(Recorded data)

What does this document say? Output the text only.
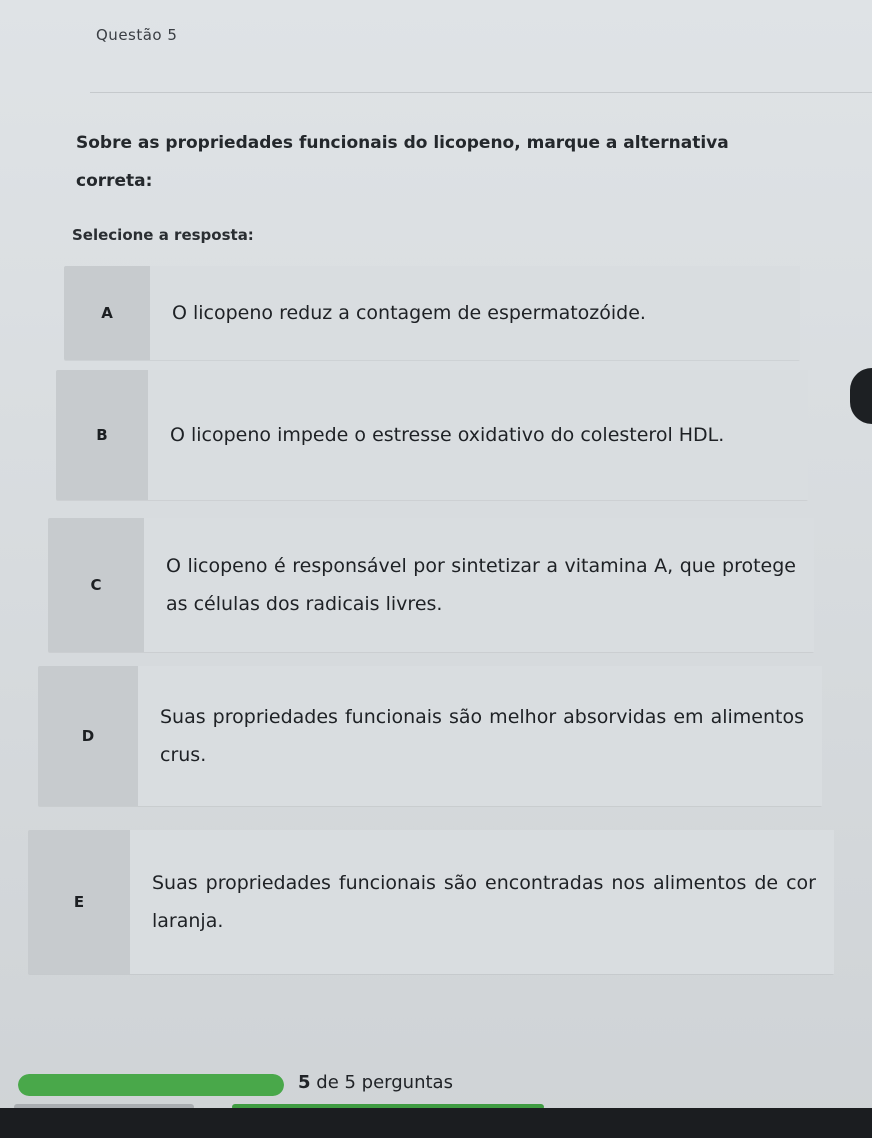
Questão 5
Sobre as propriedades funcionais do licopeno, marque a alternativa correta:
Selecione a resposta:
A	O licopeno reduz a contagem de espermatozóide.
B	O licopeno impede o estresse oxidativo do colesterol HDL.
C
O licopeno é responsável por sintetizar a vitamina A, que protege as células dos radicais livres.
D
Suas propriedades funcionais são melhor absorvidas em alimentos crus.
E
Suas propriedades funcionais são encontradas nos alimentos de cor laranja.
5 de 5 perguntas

--

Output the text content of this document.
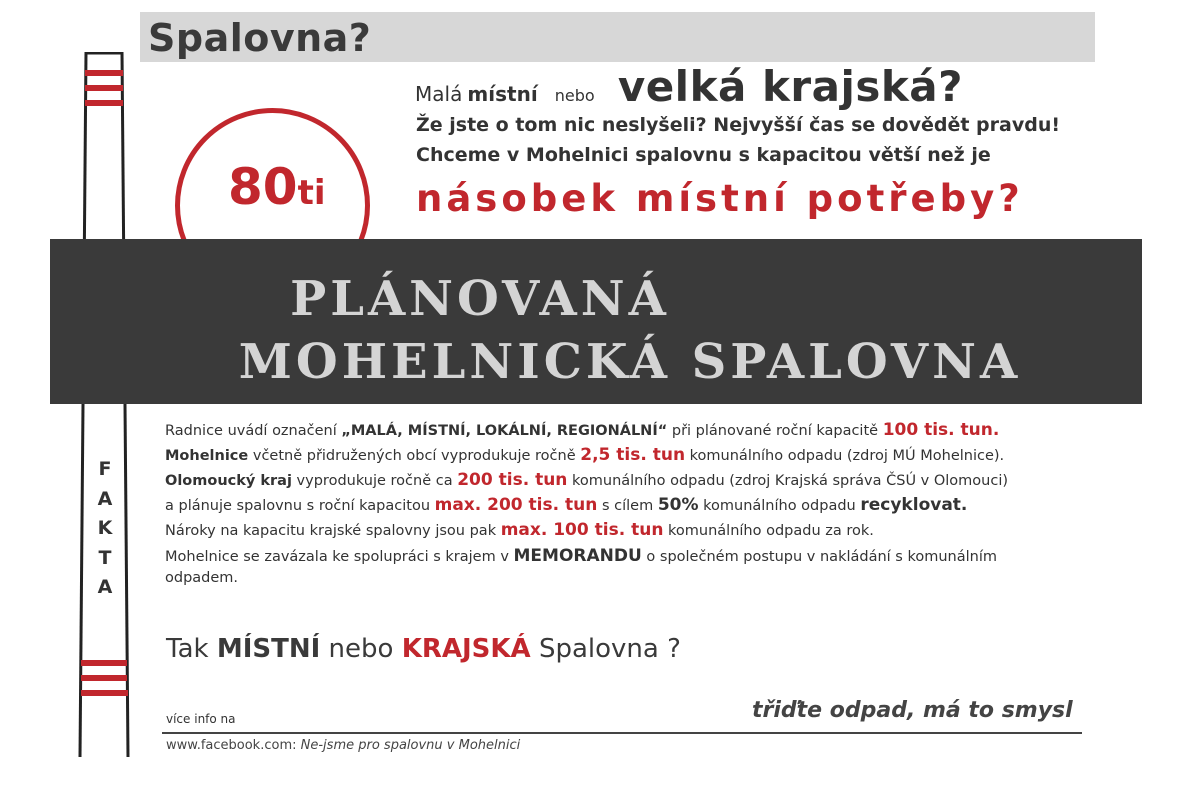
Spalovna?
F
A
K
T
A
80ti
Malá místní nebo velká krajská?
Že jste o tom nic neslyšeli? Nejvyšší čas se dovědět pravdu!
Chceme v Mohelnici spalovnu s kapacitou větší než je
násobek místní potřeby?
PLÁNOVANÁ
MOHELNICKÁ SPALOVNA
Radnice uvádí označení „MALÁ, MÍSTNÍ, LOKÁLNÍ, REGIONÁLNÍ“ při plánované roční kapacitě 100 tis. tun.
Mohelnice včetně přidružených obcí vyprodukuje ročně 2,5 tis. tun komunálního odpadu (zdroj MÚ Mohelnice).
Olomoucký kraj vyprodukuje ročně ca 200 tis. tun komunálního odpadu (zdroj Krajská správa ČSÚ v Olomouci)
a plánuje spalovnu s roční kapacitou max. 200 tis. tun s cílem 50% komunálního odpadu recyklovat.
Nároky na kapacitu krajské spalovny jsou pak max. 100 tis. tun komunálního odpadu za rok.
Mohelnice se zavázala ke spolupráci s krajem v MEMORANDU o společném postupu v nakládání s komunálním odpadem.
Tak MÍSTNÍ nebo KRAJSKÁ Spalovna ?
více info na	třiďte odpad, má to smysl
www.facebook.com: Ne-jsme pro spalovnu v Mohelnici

▶ **Given request**: Where a line in the material above holds "spalovnu", copy that line.

▶ **Written reply**:
Chceme v Mohelnici spalovnu s kapacitou větší než je
a plánuje spalovnu s roční kapacitou max. 200 tis. tun s cílem 50% komunálního odpadu recyklovat.
www.facebook.com: Ne-jsme pro spalovnu v Mohelnici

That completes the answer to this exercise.